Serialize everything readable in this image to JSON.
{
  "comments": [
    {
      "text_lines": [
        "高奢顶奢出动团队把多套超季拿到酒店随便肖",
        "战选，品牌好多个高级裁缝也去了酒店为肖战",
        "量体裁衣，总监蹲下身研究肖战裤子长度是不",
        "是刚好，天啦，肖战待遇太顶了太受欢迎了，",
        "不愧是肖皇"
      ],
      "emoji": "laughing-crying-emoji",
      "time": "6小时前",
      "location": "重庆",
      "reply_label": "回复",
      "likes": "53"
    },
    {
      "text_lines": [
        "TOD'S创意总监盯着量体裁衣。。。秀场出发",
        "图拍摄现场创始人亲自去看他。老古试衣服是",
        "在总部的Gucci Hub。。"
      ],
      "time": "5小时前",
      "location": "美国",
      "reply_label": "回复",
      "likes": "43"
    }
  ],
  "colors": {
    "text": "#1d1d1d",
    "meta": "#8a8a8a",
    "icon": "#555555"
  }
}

> _What you will do_:
Output every record above exactly as it appears.

> _Exercise solution_:
Serialize everything readable in this image to JSON.
{
  "comments": [
    {
      "text_lines": [
        "高奢顶奢出动团队把多套超季拿到酒店随便肖",
        "战选，品牌好多个高级裁缝也去了酒店为肖战",
        "量体裁衣，总监蹲下身研究肖战裤子长度是不",
        "是刚好，天啦，肖战待遇太顶了太受欢迎了，",
        "不愧是肖皇"
      ],
      "emoji": "laughing-crying-emoji",
      "time": "6小时前",
      "location": "重庆",
      "reply_label": "回复",
      "likes": "53"
    },
    {
      "text_lines": [
        "TOD'S创意总监盯着量体裁衣。。。秀场出发",
        "图拍摄现场创始人亲自去看他。老古试衣服是",
        "在总部的Gucci Hub。。"
      ],
      "time": "5小时前",
      "location": "美国",
      "reply_label": "回复",
      "likes": "43"
    }
  ],
  "colors": {
    "text": "#1d1d1d",
    "meta": "#8a8a8a",
    "icon": "#555555"
  }
}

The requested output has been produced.